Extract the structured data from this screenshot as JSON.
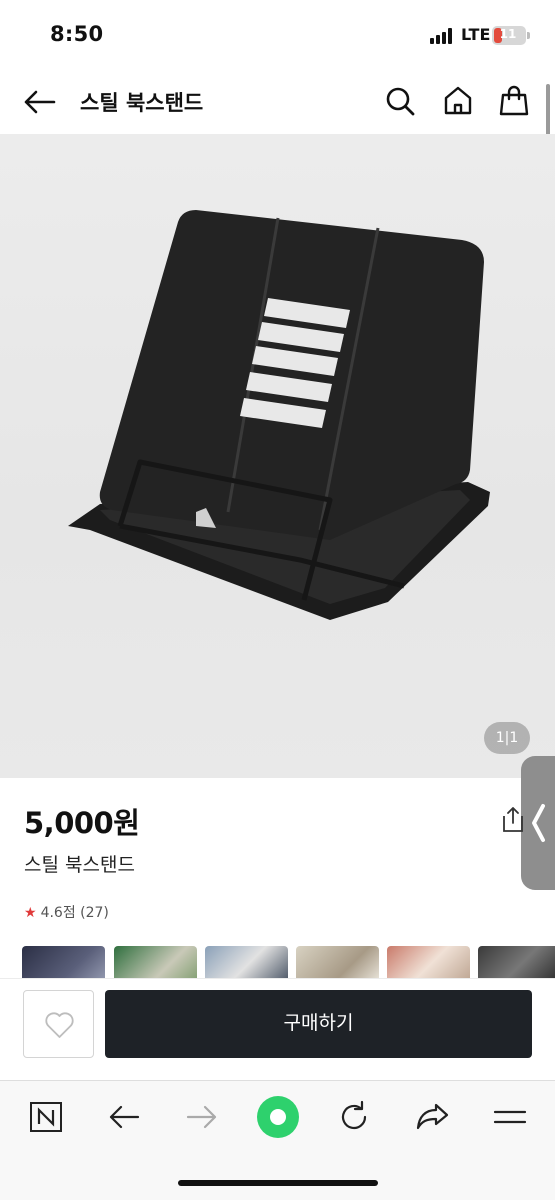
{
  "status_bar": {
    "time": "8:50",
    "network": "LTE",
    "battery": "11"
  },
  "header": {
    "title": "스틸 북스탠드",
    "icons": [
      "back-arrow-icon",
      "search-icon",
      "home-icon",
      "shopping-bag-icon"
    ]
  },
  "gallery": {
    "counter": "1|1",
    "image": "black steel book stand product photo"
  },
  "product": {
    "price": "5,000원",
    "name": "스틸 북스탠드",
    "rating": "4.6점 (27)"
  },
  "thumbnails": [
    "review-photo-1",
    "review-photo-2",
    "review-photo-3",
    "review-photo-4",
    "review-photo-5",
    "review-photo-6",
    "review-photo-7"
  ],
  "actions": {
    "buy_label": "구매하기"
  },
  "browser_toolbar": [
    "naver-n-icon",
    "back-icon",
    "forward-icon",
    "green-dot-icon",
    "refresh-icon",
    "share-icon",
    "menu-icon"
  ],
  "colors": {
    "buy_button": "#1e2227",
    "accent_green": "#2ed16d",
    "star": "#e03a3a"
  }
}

---

Every line that holds the string "review" should be returned.

    "review-photo-1",
    "review-photo-2",
    "review-photo-3",
    "review-photo-4",
    "review-photo-5",
    "review-photo-6",
    "review-photo-7"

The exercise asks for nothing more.